# Dataset records
————————

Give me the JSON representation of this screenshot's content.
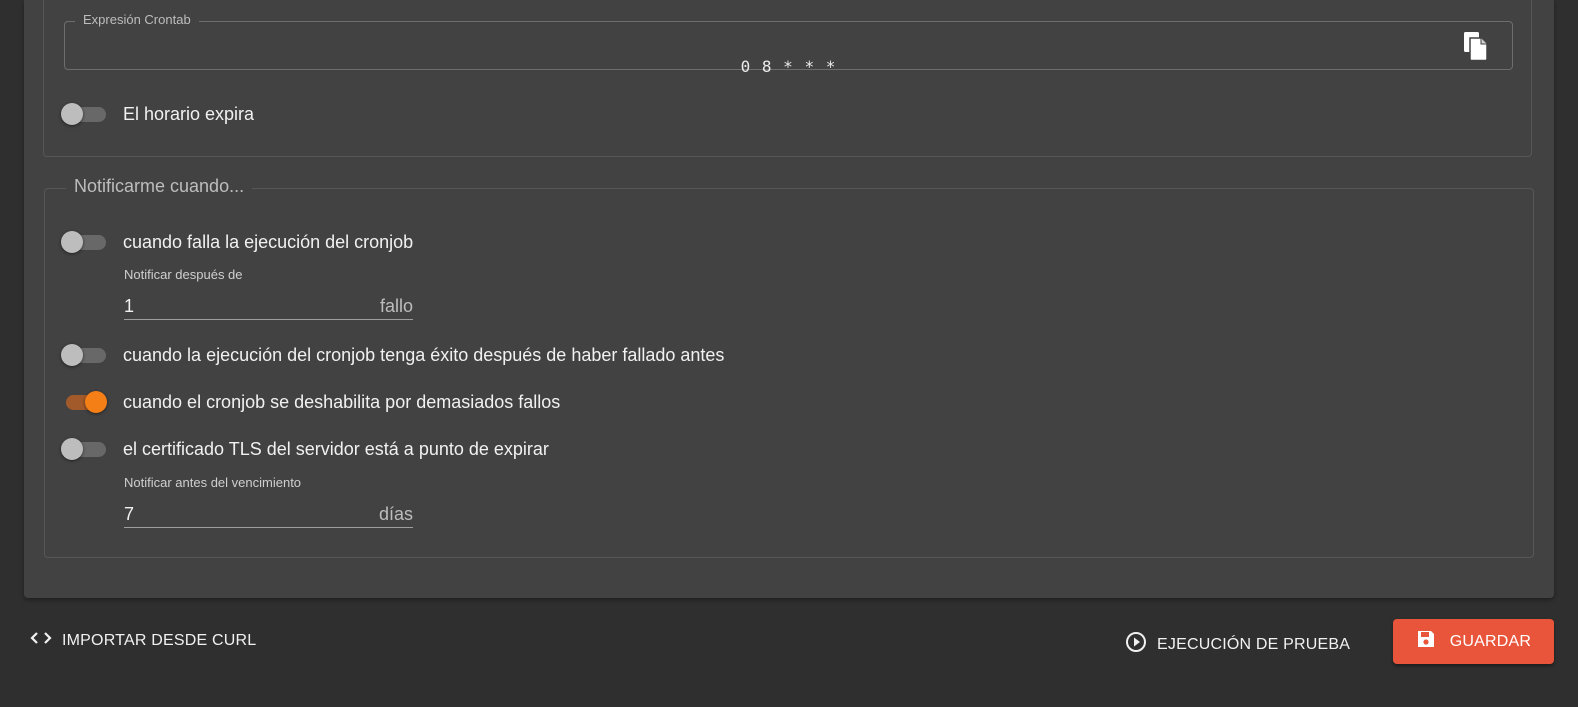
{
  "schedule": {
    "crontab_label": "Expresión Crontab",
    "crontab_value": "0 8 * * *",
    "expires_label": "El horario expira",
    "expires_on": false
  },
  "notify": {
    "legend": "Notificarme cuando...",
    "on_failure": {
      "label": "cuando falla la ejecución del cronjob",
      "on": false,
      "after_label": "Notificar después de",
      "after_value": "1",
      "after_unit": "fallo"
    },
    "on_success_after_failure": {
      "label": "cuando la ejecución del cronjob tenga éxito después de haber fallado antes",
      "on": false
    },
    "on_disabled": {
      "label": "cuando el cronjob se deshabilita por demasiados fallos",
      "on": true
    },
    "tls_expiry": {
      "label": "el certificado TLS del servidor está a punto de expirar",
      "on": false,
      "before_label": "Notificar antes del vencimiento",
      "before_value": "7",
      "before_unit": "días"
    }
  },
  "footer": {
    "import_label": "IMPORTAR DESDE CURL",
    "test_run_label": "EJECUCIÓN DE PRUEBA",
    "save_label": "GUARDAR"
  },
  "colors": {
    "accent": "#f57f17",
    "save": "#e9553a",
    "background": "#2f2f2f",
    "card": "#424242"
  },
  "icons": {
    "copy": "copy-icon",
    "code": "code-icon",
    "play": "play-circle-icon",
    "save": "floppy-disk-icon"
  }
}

————————

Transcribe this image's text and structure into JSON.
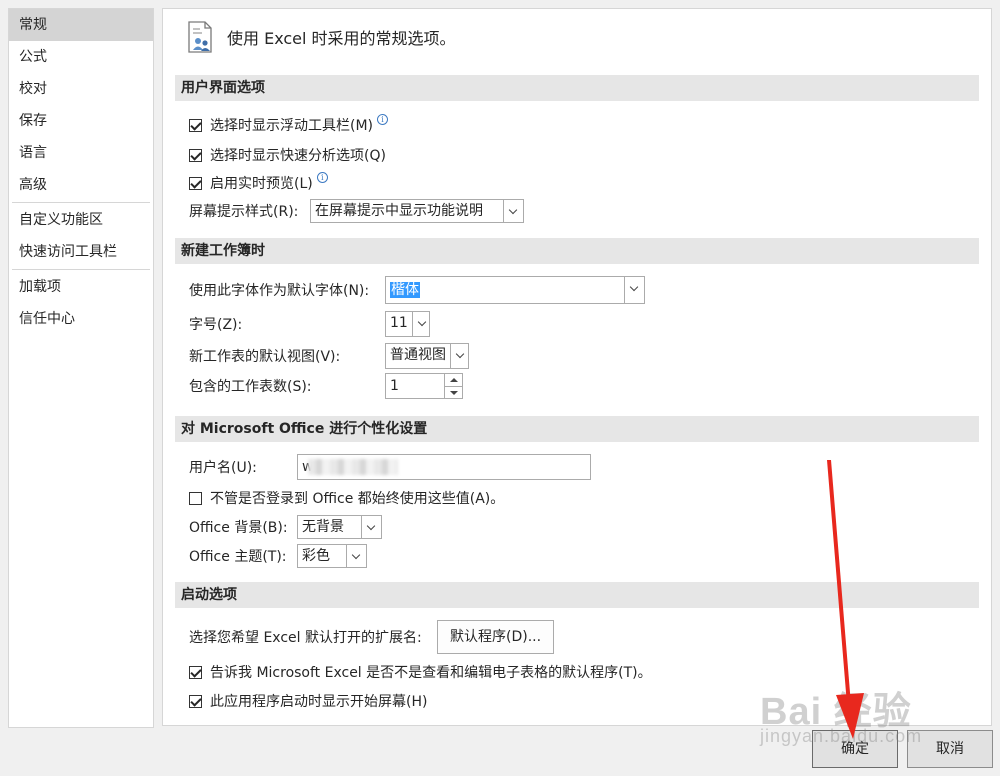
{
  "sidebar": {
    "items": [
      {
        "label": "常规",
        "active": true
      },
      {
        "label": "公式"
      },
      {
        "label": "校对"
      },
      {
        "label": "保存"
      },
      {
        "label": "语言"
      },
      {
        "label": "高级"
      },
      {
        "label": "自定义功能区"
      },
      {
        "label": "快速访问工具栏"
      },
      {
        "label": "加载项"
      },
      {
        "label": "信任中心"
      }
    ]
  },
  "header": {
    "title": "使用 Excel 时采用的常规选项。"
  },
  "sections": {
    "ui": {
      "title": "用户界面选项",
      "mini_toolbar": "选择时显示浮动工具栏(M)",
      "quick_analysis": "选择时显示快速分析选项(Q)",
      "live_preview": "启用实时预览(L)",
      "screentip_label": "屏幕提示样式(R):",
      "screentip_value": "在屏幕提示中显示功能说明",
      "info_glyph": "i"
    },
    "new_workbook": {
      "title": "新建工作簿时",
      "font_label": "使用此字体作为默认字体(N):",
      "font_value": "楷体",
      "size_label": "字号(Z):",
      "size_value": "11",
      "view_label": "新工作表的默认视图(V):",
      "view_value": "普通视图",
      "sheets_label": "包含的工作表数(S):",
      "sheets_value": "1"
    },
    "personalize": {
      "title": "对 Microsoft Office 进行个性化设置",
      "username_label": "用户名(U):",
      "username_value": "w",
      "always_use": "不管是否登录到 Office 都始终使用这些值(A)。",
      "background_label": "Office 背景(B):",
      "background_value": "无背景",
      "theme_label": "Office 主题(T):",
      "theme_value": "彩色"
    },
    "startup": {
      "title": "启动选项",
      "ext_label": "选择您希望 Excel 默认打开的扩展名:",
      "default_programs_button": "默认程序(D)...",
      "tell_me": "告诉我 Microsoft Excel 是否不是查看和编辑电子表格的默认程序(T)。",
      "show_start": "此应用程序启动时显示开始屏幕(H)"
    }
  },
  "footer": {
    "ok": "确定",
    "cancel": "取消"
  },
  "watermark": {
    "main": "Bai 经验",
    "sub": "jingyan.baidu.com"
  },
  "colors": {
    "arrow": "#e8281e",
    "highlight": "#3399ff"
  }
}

————————

# Set problem
Show all lines from the records above where the word "Office" occurs.

# Solution to this exercise
      "title": "对 Microsoft Office 进行个性化设置",
      "always_use": "不管是否登录到 Office 都始终使用这些值(A)。",
      "background_label": "Office 背景(B):",
      "theme_label": "Office 主题(T):",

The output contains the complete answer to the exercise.